_Data extracted from a collection:_
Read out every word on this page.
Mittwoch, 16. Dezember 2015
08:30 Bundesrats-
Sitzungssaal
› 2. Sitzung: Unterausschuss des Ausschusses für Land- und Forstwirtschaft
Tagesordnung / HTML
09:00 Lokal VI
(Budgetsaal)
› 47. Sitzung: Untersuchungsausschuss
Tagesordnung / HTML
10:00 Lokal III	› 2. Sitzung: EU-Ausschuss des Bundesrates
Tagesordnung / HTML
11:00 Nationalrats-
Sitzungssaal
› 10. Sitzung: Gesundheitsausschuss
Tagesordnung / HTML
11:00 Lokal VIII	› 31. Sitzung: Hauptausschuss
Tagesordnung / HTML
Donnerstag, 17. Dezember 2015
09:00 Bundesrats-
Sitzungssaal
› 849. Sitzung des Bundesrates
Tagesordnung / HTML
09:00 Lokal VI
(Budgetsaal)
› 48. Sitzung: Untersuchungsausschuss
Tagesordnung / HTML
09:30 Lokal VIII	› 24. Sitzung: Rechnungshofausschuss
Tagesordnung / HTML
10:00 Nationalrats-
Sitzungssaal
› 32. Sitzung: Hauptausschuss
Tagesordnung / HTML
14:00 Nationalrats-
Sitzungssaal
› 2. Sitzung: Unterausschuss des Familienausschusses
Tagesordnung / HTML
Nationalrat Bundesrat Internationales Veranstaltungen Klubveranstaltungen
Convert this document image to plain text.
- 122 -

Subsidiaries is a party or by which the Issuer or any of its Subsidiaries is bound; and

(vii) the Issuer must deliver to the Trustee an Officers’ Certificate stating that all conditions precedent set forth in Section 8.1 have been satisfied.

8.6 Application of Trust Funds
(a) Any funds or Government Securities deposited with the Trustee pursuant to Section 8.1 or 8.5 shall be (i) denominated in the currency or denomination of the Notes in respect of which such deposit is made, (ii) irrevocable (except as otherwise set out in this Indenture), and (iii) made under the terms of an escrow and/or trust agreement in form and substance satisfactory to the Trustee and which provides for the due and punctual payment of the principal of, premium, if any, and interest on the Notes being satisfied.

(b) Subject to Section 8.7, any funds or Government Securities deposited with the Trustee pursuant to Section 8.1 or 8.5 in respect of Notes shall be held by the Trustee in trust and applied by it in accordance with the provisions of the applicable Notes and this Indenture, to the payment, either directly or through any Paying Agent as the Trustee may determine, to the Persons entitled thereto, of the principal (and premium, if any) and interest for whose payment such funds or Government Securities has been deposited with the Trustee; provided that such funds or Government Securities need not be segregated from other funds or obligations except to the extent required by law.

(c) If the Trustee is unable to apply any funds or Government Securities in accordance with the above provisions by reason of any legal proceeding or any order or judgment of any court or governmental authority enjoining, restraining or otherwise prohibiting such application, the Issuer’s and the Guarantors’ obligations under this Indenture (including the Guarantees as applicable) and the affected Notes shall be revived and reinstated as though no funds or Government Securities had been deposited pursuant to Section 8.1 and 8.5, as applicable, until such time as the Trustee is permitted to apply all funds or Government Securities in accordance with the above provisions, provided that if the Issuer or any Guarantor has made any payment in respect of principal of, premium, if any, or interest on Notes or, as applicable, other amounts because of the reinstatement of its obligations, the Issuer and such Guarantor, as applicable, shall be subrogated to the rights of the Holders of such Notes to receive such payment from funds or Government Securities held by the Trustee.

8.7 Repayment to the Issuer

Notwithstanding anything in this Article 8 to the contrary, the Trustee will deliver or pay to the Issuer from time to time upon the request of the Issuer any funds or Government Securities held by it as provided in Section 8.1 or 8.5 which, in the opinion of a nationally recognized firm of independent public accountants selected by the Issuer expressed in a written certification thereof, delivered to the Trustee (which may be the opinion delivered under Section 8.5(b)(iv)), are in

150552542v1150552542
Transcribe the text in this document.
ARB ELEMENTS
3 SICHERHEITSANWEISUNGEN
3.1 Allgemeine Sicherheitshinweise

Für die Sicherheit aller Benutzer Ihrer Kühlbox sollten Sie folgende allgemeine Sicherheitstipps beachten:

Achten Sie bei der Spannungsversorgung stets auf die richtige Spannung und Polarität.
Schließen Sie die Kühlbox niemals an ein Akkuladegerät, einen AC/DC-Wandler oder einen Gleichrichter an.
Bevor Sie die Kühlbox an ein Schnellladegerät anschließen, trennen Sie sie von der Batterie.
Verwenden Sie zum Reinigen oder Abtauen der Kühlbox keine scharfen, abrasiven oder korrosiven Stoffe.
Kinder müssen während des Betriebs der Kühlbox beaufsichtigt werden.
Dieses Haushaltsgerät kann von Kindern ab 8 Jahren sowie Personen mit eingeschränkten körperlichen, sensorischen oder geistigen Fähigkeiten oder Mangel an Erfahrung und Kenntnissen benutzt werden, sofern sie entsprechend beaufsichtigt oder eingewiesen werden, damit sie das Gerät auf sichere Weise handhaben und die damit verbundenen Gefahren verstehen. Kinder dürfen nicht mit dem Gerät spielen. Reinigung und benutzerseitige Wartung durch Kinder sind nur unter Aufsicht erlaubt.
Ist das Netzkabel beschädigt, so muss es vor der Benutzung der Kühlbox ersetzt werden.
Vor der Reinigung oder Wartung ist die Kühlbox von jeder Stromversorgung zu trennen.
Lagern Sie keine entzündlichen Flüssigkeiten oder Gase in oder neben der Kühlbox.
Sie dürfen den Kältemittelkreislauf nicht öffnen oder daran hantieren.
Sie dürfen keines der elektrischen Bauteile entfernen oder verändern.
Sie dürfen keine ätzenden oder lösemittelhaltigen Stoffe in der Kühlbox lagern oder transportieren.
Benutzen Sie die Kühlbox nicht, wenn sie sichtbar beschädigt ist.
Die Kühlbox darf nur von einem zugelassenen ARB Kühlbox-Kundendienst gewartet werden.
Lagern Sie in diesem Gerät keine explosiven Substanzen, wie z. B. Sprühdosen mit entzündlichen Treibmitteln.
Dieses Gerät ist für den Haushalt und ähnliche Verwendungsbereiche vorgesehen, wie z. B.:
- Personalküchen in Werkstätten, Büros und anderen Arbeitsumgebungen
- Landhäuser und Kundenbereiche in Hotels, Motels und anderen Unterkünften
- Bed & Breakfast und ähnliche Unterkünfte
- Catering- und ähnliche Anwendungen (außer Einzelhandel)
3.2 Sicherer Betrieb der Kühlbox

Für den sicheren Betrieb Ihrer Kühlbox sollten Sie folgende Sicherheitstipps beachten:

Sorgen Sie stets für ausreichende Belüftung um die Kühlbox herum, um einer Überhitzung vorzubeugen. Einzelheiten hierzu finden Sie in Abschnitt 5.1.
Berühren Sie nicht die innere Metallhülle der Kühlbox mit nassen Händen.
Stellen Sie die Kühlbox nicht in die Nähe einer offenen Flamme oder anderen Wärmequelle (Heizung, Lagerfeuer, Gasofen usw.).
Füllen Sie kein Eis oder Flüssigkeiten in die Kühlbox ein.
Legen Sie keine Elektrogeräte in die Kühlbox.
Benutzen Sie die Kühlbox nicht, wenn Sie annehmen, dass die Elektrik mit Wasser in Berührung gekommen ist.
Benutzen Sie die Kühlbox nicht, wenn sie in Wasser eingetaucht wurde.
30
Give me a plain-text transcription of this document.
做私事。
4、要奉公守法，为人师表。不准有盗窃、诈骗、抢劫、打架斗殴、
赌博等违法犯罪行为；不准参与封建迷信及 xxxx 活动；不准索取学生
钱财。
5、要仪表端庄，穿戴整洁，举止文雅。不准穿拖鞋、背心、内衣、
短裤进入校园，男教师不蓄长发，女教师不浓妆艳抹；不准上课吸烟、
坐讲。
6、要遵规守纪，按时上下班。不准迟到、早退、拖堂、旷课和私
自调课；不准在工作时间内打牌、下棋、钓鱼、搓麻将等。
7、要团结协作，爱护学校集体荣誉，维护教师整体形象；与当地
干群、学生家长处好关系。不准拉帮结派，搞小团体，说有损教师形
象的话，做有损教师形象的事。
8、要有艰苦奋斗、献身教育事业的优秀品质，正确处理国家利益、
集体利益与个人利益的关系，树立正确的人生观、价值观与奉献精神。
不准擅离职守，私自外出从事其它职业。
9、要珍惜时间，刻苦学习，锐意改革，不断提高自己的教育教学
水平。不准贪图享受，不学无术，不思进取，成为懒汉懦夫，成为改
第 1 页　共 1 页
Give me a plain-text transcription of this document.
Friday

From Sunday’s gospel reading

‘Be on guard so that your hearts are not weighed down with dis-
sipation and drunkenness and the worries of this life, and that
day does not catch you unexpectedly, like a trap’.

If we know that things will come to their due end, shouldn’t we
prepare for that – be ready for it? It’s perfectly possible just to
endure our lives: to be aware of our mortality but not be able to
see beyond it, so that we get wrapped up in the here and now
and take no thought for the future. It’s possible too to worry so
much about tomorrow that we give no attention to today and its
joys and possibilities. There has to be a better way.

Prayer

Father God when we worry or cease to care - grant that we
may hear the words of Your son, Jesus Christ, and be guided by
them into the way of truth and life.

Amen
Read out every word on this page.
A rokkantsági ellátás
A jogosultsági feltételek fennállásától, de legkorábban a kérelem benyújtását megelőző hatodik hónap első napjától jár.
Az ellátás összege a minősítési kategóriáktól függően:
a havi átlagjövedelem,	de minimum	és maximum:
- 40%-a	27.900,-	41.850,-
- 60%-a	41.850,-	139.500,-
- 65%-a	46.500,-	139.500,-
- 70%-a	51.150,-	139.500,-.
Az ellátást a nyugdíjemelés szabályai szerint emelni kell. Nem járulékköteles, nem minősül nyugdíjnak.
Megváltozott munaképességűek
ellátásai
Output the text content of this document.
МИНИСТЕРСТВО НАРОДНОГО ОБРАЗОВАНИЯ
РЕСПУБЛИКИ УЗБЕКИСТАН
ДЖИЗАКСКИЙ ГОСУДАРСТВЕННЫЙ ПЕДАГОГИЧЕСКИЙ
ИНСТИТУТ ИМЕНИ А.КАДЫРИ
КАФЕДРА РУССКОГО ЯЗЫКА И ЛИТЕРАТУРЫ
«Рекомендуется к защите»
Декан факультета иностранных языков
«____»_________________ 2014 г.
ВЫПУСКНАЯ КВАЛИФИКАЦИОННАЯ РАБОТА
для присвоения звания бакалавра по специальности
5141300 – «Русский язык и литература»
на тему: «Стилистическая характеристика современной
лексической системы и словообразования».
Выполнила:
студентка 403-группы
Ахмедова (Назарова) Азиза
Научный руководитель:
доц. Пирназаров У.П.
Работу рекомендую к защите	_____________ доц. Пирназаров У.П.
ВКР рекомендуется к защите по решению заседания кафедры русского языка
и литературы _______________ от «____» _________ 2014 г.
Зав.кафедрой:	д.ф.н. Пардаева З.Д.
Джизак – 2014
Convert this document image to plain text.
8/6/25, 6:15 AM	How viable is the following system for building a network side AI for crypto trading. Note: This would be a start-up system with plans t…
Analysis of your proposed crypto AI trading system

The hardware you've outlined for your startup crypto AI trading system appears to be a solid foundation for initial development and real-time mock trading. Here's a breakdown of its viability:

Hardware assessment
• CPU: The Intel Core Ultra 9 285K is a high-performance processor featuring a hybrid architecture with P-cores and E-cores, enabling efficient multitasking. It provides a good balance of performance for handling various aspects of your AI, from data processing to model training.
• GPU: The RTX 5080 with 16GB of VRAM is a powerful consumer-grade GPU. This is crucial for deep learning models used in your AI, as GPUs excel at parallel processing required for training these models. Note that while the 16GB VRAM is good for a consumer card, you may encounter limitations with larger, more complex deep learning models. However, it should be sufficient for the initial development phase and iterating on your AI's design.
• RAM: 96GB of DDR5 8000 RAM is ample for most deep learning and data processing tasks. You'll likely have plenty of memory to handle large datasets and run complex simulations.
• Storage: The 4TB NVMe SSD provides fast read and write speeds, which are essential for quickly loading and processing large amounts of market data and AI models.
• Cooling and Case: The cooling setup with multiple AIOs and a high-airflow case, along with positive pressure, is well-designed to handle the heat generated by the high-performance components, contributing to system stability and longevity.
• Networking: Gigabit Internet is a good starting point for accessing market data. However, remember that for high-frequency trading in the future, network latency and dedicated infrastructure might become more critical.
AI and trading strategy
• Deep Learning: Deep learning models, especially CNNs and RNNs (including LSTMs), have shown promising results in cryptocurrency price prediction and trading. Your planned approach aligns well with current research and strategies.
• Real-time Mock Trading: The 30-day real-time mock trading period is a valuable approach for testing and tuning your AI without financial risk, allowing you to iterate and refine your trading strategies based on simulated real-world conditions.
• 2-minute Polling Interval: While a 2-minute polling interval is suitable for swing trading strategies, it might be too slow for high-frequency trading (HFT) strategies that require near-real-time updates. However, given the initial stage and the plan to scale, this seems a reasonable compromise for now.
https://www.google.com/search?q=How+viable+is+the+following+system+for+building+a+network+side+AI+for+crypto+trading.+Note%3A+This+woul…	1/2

_Exercise:_
Pick out every line of the listing containing the word "stets", and show those lines.

_Response:_
Achten Sie bei der Spannungsversorgung stets auf die richtige Spannung und Polarität.
Sorgen Sie stets für ausreichende Belüftung um die Kühlbox herum, um einer Überhitzung vorzubeugen. Einzelheiten hierzu finden Sie in Abschnitt 5.1.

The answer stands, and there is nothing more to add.